OBJECTIVE: Copy each line below in which the word "JSON" occurs.

TASK MATERIAL:

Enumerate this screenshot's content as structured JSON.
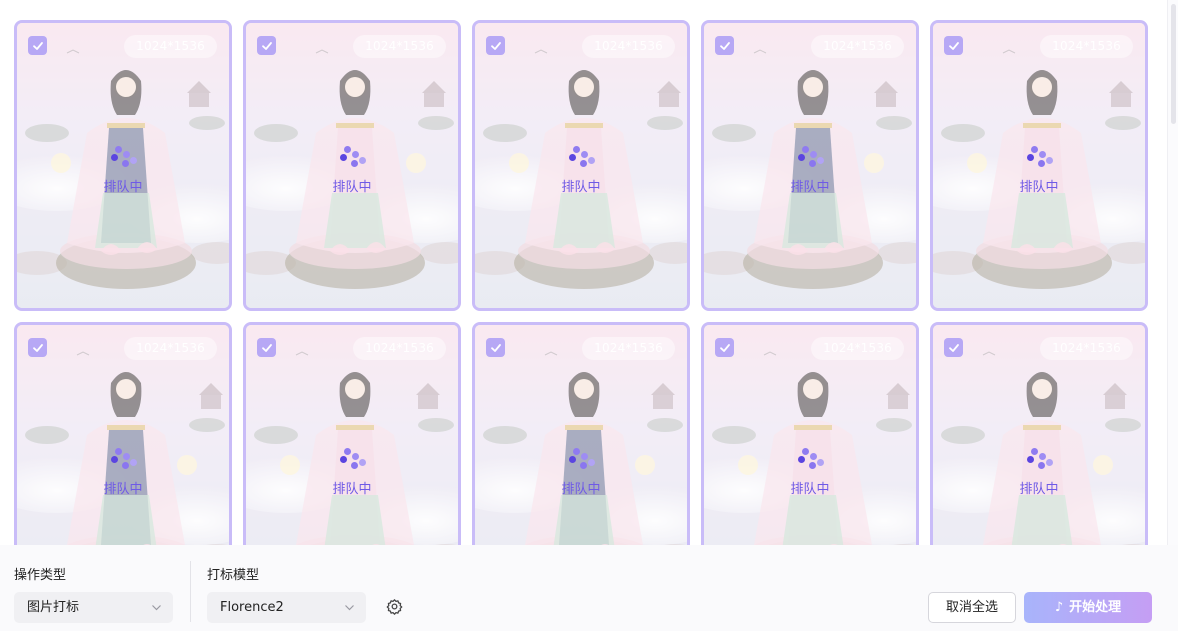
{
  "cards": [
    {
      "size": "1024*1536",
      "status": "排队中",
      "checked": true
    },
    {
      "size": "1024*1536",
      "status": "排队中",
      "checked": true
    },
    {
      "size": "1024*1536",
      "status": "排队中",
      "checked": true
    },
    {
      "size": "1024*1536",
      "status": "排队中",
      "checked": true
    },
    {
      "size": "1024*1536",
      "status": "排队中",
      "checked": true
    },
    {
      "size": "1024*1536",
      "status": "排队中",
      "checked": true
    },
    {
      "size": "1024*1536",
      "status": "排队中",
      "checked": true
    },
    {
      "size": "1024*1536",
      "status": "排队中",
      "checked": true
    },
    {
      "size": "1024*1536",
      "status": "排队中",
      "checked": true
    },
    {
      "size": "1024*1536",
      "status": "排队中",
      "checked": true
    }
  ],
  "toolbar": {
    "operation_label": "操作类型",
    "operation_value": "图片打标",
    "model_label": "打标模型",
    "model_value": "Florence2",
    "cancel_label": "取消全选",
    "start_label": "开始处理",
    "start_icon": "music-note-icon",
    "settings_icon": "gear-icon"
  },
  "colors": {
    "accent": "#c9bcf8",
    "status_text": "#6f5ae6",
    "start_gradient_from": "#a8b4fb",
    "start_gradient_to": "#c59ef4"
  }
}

==

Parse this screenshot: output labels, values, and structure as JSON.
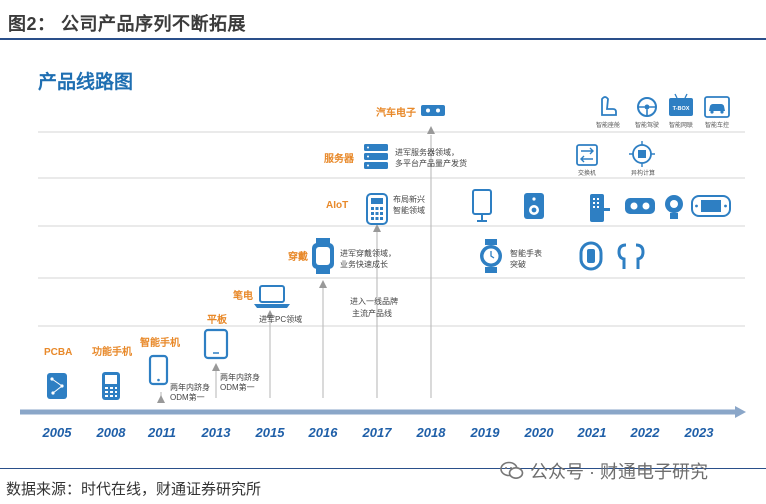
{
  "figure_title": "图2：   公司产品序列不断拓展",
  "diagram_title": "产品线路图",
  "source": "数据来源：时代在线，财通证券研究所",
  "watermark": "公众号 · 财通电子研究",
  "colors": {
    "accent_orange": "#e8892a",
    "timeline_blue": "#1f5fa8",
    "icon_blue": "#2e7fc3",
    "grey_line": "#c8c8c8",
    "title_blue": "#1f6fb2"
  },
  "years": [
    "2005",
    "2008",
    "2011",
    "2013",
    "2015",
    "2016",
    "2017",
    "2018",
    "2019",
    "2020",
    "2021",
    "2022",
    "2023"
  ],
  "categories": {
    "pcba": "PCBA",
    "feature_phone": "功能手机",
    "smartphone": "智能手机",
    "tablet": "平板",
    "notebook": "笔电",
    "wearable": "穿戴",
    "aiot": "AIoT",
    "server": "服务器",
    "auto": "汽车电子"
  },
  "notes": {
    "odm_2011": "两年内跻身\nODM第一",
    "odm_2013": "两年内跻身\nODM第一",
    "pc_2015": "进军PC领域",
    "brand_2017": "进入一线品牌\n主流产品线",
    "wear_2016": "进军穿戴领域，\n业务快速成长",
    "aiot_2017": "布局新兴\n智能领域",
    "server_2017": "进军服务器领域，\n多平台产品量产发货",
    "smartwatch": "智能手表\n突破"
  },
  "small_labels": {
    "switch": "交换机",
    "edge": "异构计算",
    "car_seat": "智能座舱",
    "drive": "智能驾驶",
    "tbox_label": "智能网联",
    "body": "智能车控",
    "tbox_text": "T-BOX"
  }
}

* * *

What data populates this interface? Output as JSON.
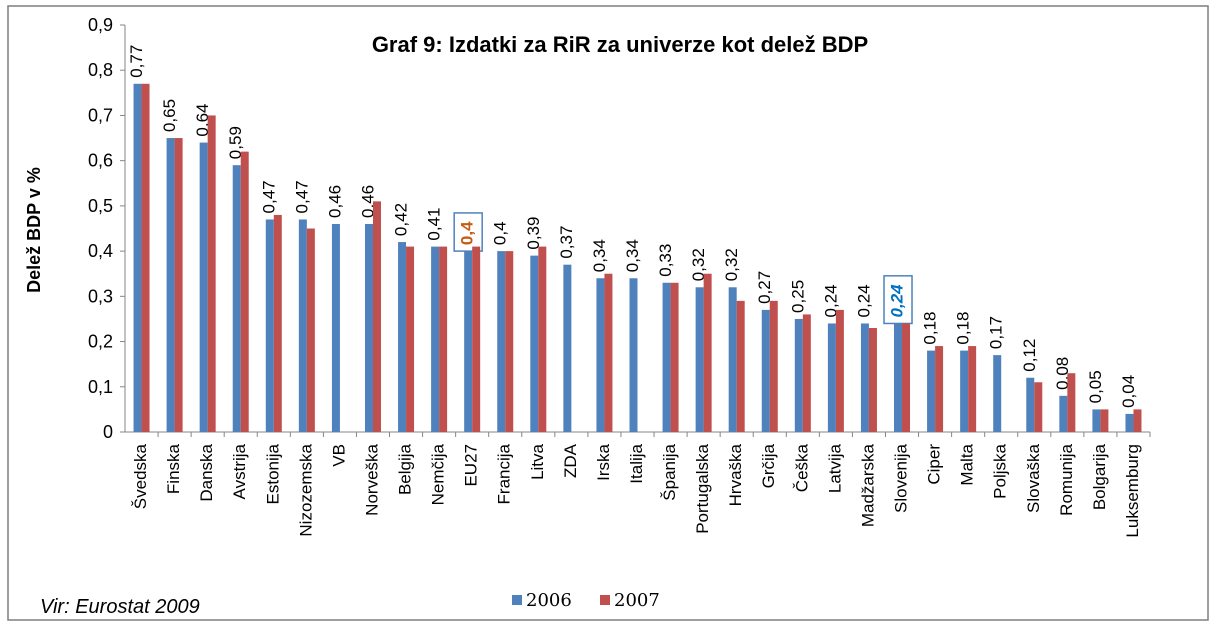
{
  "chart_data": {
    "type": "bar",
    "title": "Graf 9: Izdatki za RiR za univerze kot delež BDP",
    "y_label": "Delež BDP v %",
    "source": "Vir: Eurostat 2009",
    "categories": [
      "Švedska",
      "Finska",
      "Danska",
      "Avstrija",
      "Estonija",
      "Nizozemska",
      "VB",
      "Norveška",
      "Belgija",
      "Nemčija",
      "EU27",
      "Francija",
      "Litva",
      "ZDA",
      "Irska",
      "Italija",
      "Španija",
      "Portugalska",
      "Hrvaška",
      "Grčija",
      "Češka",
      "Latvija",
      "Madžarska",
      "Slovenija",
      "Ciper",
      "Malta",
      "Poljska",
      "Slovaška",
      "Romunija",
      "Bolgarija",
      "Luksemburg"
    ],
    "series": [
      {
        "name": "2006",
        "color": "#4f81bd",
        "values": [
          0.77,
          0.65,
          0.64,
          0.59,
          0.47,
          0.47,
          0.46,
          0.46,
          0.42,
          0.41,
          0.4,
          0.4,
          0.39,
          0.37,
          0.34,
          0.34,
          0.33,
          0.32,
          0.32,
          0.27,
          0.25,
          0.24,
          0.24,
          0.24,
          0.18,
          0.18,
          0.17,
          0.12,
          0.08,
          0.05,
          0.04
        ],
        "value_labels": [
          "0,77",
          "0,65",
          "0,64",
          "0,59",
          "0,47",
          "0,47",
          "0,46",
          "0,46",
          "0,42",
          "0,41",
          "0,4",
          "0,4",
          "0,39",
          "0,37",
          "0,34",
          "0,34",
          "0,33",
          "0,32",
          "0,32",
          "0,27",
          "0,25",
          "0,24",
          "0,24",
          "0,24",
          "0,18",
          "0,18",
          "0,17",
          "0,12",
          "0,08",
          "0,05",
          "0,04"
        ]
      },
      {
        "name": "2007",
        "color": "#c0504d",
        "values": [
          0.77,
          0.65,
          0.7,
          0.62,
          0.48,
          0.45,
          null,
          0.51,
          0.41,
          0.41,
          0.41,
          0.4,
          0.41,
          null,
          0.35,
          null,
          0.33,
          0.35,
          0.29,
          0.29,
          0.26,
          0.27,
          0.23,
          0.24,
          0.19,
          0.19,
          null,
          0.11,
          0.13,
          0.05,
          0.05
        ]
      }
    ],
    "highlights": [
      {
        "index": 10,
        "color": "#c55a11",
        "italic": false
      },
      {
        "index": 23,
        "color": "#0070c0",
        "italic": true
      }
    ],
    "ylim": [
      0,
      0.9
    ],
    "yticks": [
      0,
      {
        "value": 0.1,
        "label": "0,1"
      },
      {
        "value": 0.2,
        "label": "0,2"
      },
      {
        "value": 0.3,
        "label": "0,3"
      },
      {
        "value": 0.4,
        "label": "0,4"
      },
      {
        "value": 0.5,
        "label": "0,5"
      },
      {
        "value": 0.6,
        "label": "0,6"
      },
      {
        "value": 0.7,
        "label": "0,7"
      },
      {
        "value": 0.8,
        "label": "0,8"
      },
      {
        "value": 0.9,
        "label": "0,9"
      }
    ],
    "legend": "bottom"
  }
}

SOLUTION TO THE EXERCISE:
Enumerate this screenshot's content as structured JSON.
Parse this screenshot: output labels, values, and structure as JSON.
What data populates this interface? Output as JSON.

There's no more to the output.